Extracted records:
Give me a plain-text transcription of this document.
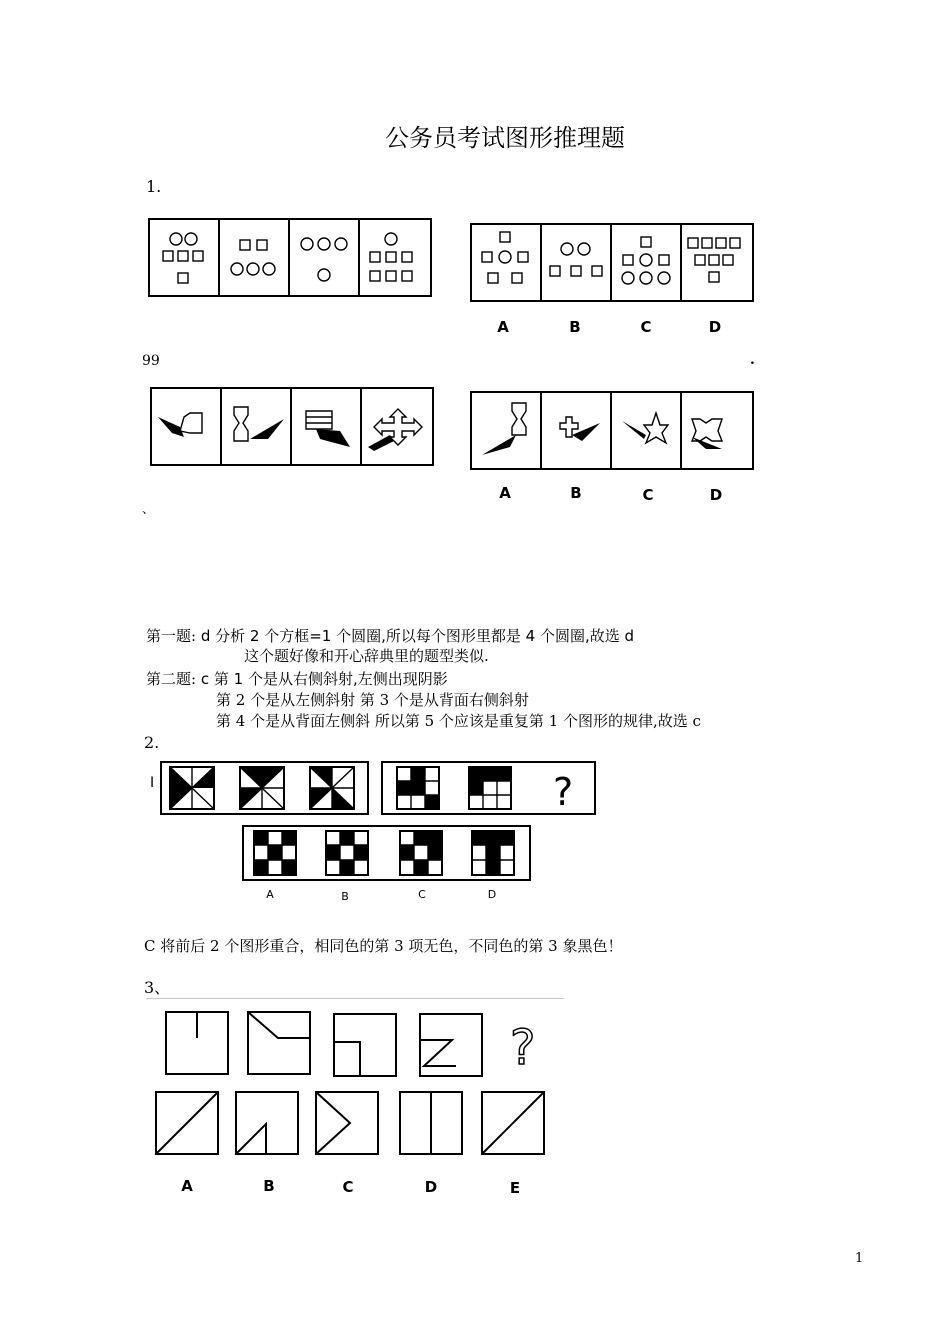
公务员考试图形推理题
1.
A	B	C	D
99	.
A	B	C	D
、
第一题: d 分析 2 个方框=1 个圆圈,所以每个图形里都是 4 个圆圈,故选 d
这个题好像和开心辞典里的题型类似.
第二题: c 第 1 个是从右侧斜射,左侧出现阴影
第 2 个是从左侧斜射 第 3 个是从背面右侧斜射
第 4 个是从背面左侧斜 所以第 5 个应该是重复第 1 个图形的规律,故选 c
2.
I	?
A	B	C	D
C 将前后 2 个图形重合，相同色的第 3 项无色，不同色的第 3 象黑色！
3、
?
A	B	C	D	E
1
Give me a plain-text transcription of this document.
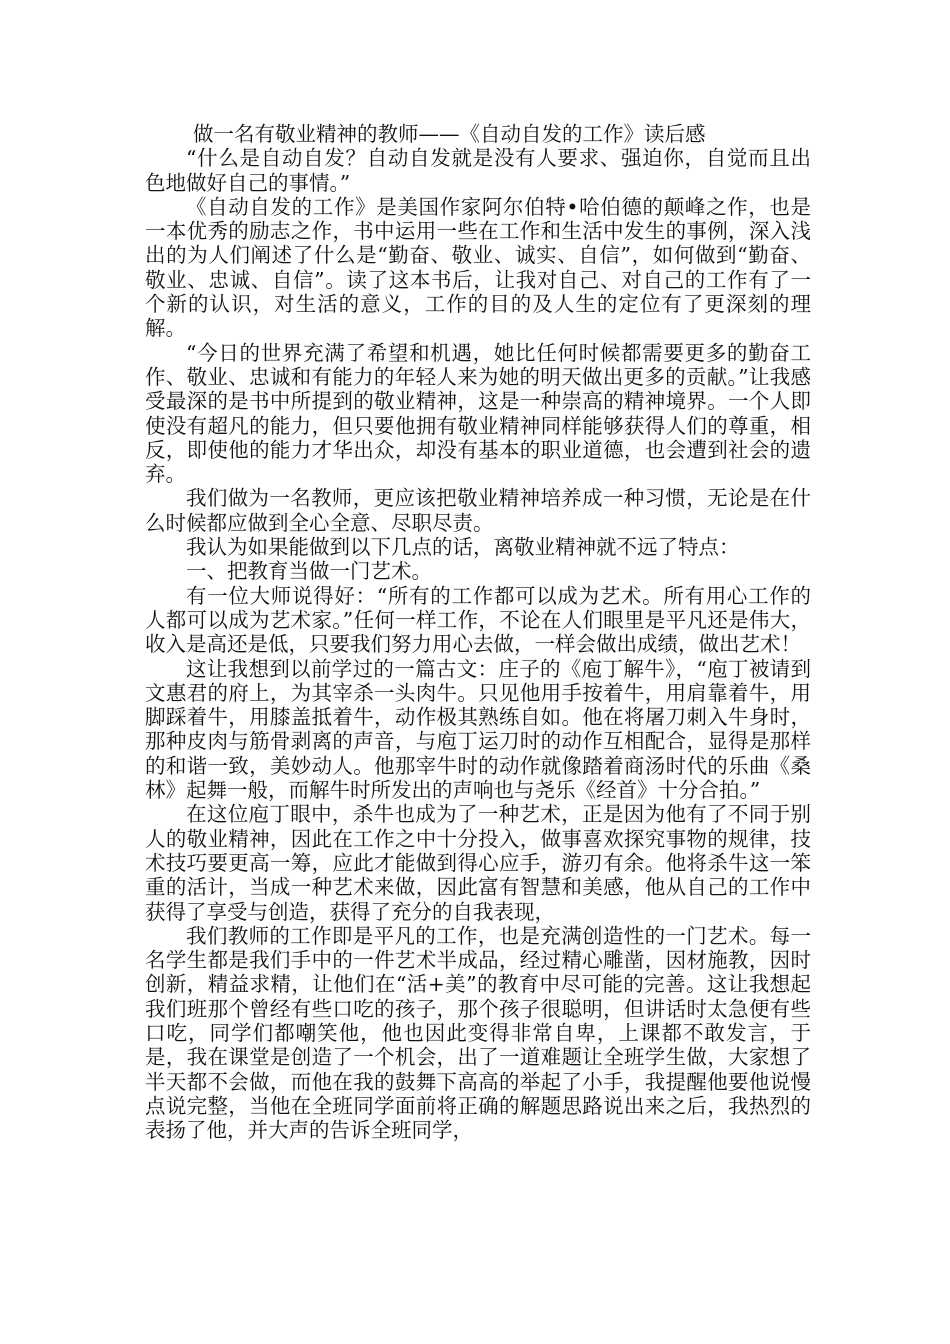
做一名有敬业精神的教师——《自动自发的工作》读后感

“什么是自动自发？自动自发就是没有人要求、强迫你，自觉而且出色地做好自己的事情。”

《自动自发的工作》是美国作家阿尔伯特•哈伯德的颠峰之作，也是一本优秀的励志之作，书中运用一些在工作和生活中发生的事例，深入浅出的为人们阐述了什么是“勤奋、敬业、诚实、自信”，如何做到“勤奋、敬业、忠诚、自信”。读了这本书后，让我对自己、对自己的工作有了一个新的认识，对生活的意义，工作的目的及人生的定位有了更深刻的理解。

“今日的世界充满了希望和机遇，她比任何时候都需要更多的勤奋工作、敬业、忠诚和有能力的年轻人来为她的明天做出更多的贡献。”让我感受最深的是书中所提到的敬业精神，这是一种崇高的精神境界。一个人即使没有超凡的能力，但只要他拥有敬业精神同样能够获得人们的尊重，相反，即使他的能力才华出众，却没有基本的职业道德，也会遭到社会的遗弃。

我们做为一名教师，更应该把敬业精神培养成一种习惯，无论是在什么时候都应做到全心全意、尽职尽责。

我认为如果能做到以下几点的话，离敬业精神就不远了特点：

一、把教育当做一门艺术。

有一位大师说得好：“所有的工作都可以成为艺术。所有用心工作的人都可以成为艺术家。”任何一样工作，不论在人们眼里是平凡还是伟大，收入是高还是低，只要我们努力用心去做，一样会做出成绩，做出艺术！

这让我想到以前学过的一篇古文：庄子的《庖丁解牛》，“庖丁被请到文惠君的府上，为其宰杀一头肉牛。只见他用手按着牛，用肩靠着牛，用脚踩着牛，用膝盖抵着牛，动作极其熟练自如。他在将屠刀刺入牛身时，那种皮肉与筋骨剥离的声音，与庖丁运刀时的动作互相配合，显得是那样的和谐一致，美妙动人。他那宰牛时的动作就像踏着商汤时代的乐曲《桑林》起舞一般，而解牛时所发出的声响也与尧乐《经首》十分合拍。”

在这位庖丁眼中，杀牛也成为了一种艺术，正是因为他有了不同于别人的敬业精神，因此在工作之中十分投入，做事喜欢探究事物的规律，技术技巧要更高一筹，应此才能做到得心应手，游刃有余。他将杀牛这一笨重的活计，当成一种艺术来做，因此富有智慧和美感，他从自己的工作中获得了享受与创造，获得了充分的自我表现，

我们教师的工作即是平凡的工作，也是充满创造性的一门艺术。每一名学生都是我们手中的一件艺术半成品，经过精心雕凿，因材施教，因时创新，精益求精，让他们在“活+美”的教育中尽可能的完善。这让我想起我们班那个曾经有些口吃的孩子，那个孩子很聪明，但讲话时太急便有些口吃，同学们都嘲笑他，他也因此变得非常自卑，上课都不敢发言，于是，我在课堂是创造了一个机会，出了一道难题让全班学生做，大家想了半天都不会做，而他在我的鼓舞下高高的举起了小手，我提醒他要他说慢点说完整，当他在全班同学面前将正确的解题思路说出来之后，我热烈的表扬了他，并大声的告诉全班同学，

=== WHAT TO DO ===
Pull out all lines containing the word "自动自发的工作" from the entries above.

=== WRITTEN RESPONSE ===
做一名有敬业精神的教师——《自动自发的工作》读后感
《自动自发的工作》是美国作家阿尔伯特•哈伯德的颠峰之作，也是一本优秀的励志之作，书中运用一些在工作和生活中发生的事例，深入浅出的为人们阐述了什么是“勤奋、敬业、诚实、自信”，如何做到“勤奋、敬业、忠诚、自信”。读了这本书后，让我对自己、对自己的工作有了一个新的认识，对生活的意义，工作的目的及人生的定位有了更深刻的理解。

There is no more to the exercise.